* TO DO: Copy each line of the data below exactly, leaving out pictures.
"""
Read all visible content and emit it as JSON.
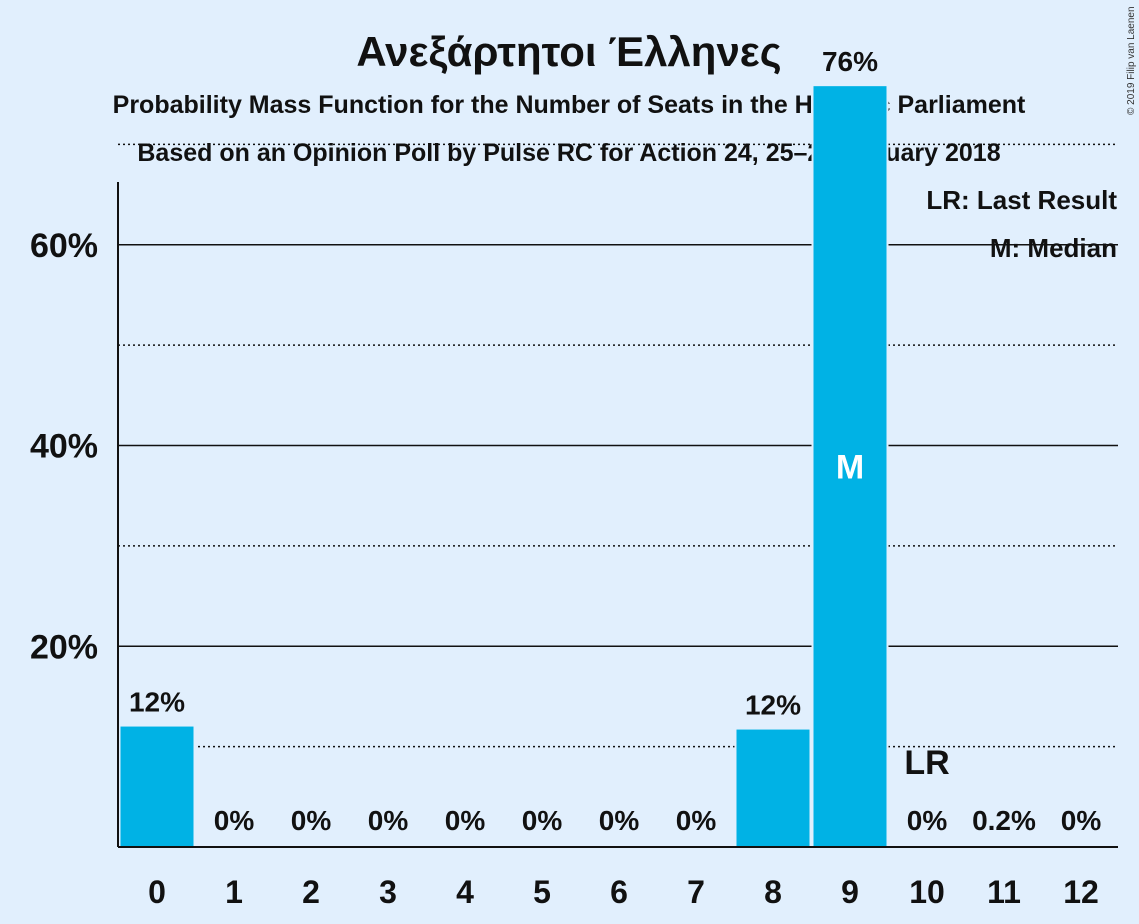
{
  "chart_data": {
    "type": "bar",
    "title": "Ανεξάρτητοι Έλληνες",
    "subtitle": "Probability Mass Function for the Number of Seats in the Hellenic Parliament",
    "subtitle2": "Based on an Opinion Poll by Pulse RC for Action 24, 25–29 January 2018",
    "categories": [
      "0",
      "1",
      "2",
      "3",
      "4",
      "5",
      "6",
      "7",
      "8",
      "9",
      "10",
      "11",
      "12"
    ],
    "values": [
      12,
      0,
      0,
      0,
      0,
      0,
      0,
      0,
      11.7,
      75.8,
      0,
      0.2,
      0
    ],
    "labels": [
      "12%",
      "0%",
      "0%",
      "0%",
      "0%",
      "0%",
      "0%",
      "0%",
      "12%",
      "76%",
      "0%",
      "0.2%",
      "0%"
    ],
    "ylim": [
      0,
      80
    ],
    "yticks": [
      20,
      40,
      60
    ],
    "ytick_labels": [
      "20%",
      "40%",
      "60%"
    ],
    "minor_gridlines": [
      10,
      30,
      50,
      70
    ],
    "bar_color": "#00b2e5",
    "last_result": {
      "category": "10",
      "label": "LR"
    },
    "median": {
      "category": "9",
      "label": "M"
    },
    "legend": [
      "LR: Last Result",
      "M: Median"
    ],
    "legend_position": "top-right"
  },
  "copyright": "© 2019 Filip van Laenen"
}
"""
* ANSWER TO THE TASK:
Read all visible content and emit it as JSON.
{
  "chart_data": {
    "type": "bar",
    "title": "Ανεξάρτητοι Έλληνες",
    "subtitle": "Probability Mass Function for the Number of Seats in the Hellenic Parliament",
    "subtitle2": "Based on an Opinion Poll by Pulse RC for Action 24, 25–29 January 2018",
    "categories": [
      "0",
      "1",
      "2",
      "3",
      "4",
      "5",
      "6",
      "7",
      "8",
      "9",
      "10",
      "11",
      "12"
    ],
    "values": [
      12,
      0,
      0,
      0,
      0,
      0,
      0,
      0,
      11.7,
      75.8,
      0,
      0.2,
      0
    ],
    "labels": [
      "12%",
      "0%",
      "0%",
      "0%",
      "0%",
      "0%",
      "0%",
      "0%",
      "12%",
      "76%",
      "0%",
      "0.2%",
      "0%"
    ],
    "ylim": [
      0,
      80
    ],
    "yticks": [
      20,
      40,
      60
    ],
    "ytick_labels": [
      "20%",
      "40%",
      "60%"
    ],
    "minor_gridlines": [
      10,
      30,
      50,
      70
    ],
    "bar_color": "#00b2e5",
    "last_result": {
      "category": "10",
      "label": "LR"
    },
    "median": {
      "category": "9",
      "label": "M"
    },
    "legend": [
      "LR: Last Result",
      "M: Median"
    ],
    "legend_position": "top-right"
  },
  "copyright": "© 2019 Filip van Laenen"
}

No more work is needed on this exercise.